» EXERCISE PROMPT: Copy out every line that contains the word "sustainability".

Excerpts from a figure dataset:
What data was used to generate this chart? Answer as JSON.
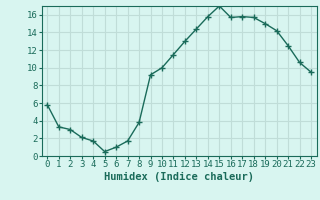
{
  "x": [
    0,
    1,
    2,
    3,
    4,
    5,
    6,
    7,
    8,
    9,
    10,
    11,
    12,
    13,
    14,
    15,
    16,
    17,
    18,
    19,
    20,
    21,
    22,
    23
  ],
  "y": [
    5.8,
    3.3,
    3.0,
    2.1,
    1.7,
    0.5,
    1.0,
    1.7,
    3.8,
    9.2,
    10.0,
    11.5,
    13.0,
    14.4,
    15.8,
    17.0,
    15.7,
    15.8,
    15.7,
    15.0,
    14.2,
    12.5,
    10.6,
    9.5
  ],
  "line_color": "#1a6b5a",
  "marker": "+",
  "marker_size": 4,
  "bg_color": "#d8f5f0",
  "grid_color": "#c0ddd8",
  "xlabel": "Humidex (Indice chaleur)",
  "xlim": [
    -0.5,
    23.5
  ],
  "ylim": [
    0,
    17
  ],
  "xticks": [
    0,
    1,
    2,
    3,
    4,
    5,
    6,
    7,
    8,
    9,
    10,
    11,
    12,
    13,
    14,
    15,
    16,
    17,
    18,
    19,
    20,
    21,
    22,
    23
  ],
  "yticks": [
    0,
    2,
    4,
    6,
    8,
    10,
    12,
    14,
    16
  ],
  "tick_label_fontsize": 6.5,
  "xlabel_fontsize": 7.5,
  "axis_color": "#1a6b5a"
}
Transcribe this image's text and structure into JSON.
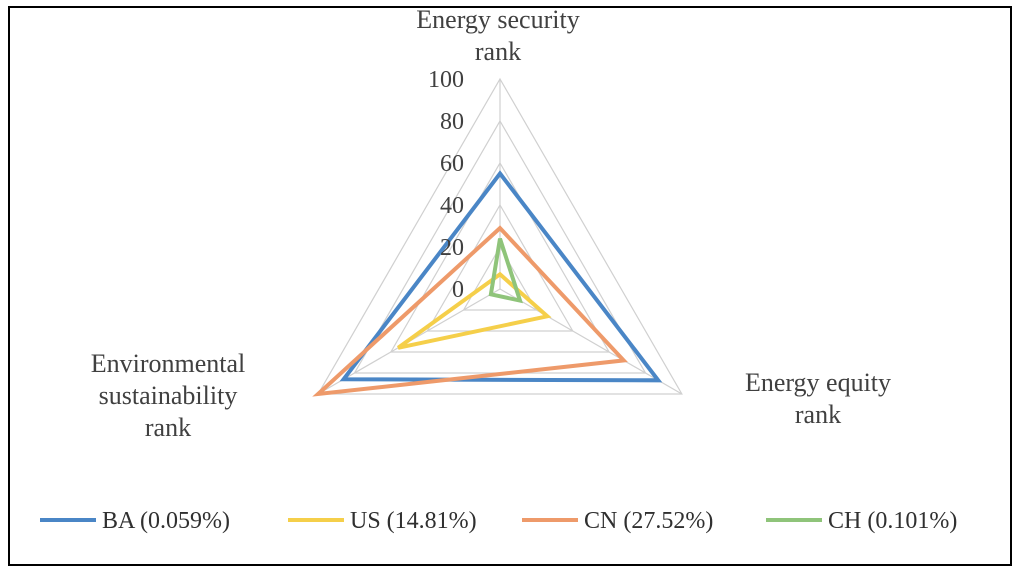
{
  "chart_data": {
    "type": "radar",
    "axes": [
      "Energy security rank",
      "Energy equity rank",
      "Environmental sustainability rank"
    ],
    "axis_label_lines": [
      [
        "Energy security",
        "rank"
      ],
      [
        "Energy equity",
        "rank"
      ],
      [
        "Environmental",
        "sustainability",
        "rank"
      ]
    ],
    "rlim": [
      0,
      100
    ],
    "ticks": [
      0,
      20,
      40,
      60,
      80,
      100
    ],
    "grid": true,
    "legend_position": "bottom",
    "series": [
      {
        "name": "BA (0.059%)",
        "color": "#4a86c6",
        "values": [
          55,
          87,
          86
        ]
      },
      {
        "name": "US (14.81%)",
        "color": "#f5cf4a",
        "values": [
          7,
          26,
          56
        ]
      },
      {
        "name": "CN (27.52%)",
        "color": "#ee9a6a",
        "values": [
          29,
          68,
          100
        ]
      },
      {
        "name": "CH (0.101%)",
        "color": "#8fc47a",
        "values": [
          24,
          11,
          5
        ]
      }
    ]
  }
}
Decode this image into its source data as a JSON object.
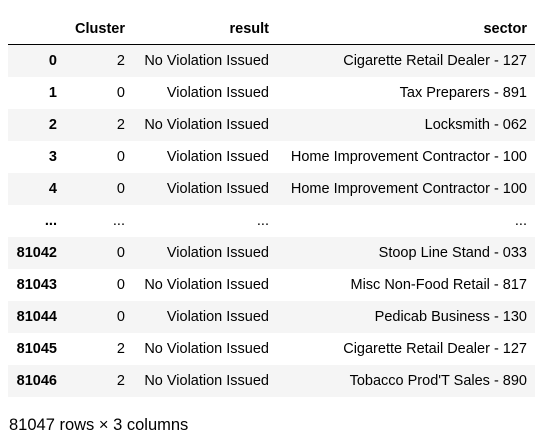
{
  "dataframe": {
    "columns": {
      "index": "",
      "cluster": "Cluster",
      "result": "result",
      "sector": "sector"
    },
    "rows": [
      {
        "index": "0",
        "cluster": "2",
        "result": "No Violation Issued",
        "sector": "Cigarette Retail Dealer - 127"
      },
      {
        "index": "1",
        "cluster": "0",
        "result": "Violation Issued",
        "sector": "Tax Preparers - 891"
      },
      {
        "index": "2",
        "cluster": "2",
        "result": "No Violation Issued",
        "sector": "Locksmith - 062"
      },
      {
        "index": "3",
        "cluster": "0",
        "result": "Violation Issued",
        "sector": "Home Improvement Contractor - 100"
      },
      {
        "index": "4",
        "cluster": "0",
        "result": "Violation Issued",
        "sector": "Home Improvement Contractor - 100"
      },
      {
        "index": "...",
        "cluster": "...",
        "result": "...",
        "sector": "..."
      },
      {
        "index": "81042",
        "cluster": "0",
        "result": "Violation Issued",
        "sector": "Stoop Line Stand - 033"
      },
      {
        "index": "81043",
        "cluster": "0",
        "result": "No Violation Issued",
        "sector": "Misc Non-Food Retail - 817"
      },
      {
        "index": "81044",
        "cluster": "0",
        "result": "Violation Issued",
        "sector": "Pedicab Business - 130"
      },
      {
        "index": "81045",
        "cluster": "2",
        "result": "No Violation Issued",
        "sector": "Cigarette Retail Dealer - 127"
      },
      {
        "index": "81046",
        "cluster": "2",
        "result": "No Violation Issued",
        "sector": "Tobacco Prod'T Sales - 890"
      }
    ],
    "shape_text": "81047 rows × 3 columns"
  }
}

» COMPLETE RESPONSE:
      "Environmental sustainability rank"
        "sustainability",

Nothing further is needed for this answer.